▸ Task material:

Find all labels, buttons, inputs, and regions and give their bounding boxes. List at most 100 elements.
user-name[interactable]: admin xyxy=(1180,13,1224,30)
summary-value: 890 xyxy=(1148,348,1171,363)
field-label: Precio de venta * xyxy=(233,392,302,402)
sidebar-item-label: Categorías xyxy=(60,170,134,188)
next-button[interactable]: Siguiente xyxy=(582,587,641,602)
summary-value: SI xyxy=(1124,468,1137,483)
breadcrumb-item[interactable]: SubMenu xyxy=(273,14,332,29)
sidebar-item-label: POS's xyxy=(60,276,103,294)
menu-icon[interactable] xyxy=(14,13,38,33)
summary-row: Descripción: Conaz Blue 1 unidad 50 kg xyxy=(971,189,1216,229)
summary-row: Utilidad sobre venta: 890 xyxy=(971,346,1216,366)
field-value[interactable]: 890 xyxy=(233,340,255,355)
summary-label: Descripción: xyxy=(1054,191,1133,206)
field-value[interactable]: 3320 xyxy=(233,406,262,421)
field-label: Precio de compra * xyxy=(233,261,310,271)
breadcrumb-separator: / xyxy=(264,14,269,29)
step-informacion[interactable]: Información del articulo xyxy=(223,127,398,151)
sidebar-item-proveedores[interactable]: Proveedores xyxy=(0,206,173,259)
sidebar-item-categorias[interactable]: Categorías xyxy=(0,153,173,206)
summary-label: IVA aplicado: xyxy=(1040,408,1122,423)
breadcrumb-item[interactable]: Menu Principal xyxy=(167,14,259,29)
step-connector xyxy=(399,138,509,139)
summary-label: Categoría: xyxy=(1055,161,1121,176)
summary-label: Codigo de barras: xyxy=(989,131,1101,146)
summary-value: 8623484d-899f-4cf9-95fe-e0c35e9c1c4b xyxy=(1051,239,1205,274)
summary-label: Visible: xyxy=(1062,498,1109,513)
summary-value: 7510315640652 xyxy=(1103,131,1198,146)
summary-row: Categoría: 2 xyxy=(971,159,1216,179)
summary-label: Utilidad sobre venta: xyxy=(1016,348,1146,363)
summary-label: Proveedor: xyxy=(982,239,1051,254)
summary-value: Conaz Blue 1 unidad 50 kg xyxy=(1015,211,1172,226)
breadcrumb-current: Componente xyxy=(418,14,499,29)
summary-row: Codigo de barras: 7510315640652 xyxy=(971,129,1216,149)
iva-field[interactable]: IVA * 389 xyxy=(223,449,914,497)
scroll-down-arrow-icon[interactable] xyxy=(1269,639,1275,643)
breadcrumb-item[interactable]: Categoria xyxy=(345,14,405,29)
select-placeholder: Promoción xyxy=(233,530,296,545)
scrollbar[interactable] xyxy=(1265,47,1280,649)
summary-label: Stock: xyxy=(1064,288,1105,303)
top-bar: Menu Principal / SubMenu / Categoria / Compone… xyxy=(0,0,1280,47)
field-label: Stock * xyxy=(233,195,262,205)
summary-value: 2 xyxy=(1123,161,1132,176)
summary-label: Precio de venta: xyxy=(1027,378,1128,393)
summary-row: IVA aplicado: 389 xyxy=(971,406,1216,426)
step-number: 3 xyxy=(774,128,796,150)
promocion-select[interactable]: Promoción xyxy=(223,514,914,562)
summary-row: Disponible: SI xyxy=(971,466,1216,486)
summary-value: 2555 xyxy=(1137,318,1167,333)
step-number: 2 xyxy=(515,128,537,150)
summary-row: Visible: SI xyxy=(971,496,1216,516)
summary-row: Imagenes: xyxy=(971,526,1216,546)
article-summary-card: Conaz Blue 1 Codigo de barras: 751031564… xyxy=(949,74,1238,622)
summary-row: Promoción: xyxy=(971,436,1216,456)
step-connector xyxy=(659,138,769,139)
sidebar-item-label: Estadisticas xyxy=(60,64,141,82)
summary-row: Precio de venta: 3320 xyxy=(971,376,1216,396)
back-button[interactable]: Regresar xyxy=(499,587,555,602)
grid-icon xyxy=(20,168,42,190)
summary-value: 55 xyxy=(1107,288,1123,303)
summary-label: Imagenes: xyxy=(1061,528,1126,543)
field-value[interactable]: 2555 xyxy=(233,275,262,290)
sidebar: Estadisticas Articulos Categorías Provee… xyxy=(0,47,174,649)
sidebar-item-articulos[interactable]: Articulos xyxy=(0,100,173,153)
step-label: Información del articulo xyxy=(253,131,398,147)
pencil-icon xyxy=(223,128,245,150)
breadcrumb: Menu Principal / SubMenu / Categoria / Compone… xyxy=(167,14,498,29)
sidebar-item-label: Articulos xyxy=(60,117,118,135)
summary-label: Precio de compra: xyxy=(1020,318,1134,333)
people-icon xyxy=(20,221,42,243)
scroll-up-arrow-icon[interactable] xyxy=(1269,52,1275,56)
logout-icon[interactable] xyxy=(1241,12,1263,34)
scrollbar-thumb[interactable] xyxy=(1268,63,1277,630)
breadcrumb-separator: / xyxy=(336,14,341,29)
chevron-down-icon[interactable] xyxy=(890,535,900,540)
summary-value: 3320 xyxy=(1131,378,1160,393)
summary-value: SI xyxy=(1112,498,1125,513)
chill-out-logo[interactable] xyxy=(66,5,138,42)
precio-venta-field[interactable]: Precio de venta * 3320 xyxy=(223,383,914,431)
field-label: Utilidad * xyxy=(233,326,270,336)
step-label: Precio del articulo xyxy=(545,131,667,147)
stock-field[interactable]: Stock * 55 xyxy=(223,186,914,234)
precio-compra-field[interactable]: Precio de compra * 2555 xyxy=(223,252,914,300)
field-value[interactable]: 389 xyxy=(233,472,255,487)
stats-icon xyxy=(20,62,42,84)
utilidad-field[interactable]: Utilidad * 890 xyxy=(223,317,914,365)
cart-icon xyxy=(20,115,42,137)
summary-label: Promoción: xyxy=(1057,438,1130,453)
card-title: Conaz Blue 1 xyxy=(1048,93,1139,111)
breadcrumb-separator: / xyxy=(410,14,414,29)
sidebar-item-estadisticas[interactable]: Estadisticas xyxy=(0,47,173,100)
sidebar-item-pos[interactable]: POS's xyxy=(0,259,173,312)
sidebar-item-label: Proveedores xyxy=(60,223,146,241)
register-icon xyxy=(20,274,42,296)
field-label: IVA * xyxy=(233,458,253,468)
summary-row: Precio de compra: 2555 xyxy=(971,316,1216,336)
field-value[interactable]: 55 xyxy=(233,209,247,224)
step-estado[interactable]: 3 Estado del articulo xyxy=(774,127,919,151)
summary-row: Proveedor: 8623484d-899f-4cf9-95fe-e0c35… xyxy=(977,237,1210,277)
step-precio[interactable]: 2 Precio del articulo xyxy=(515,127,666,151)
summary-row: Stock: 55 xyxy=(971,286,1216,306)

▸ What is required: In the listing above, how many lines include the string "breadcrumb"? Reply with the number alone.

▸ Written answer: 8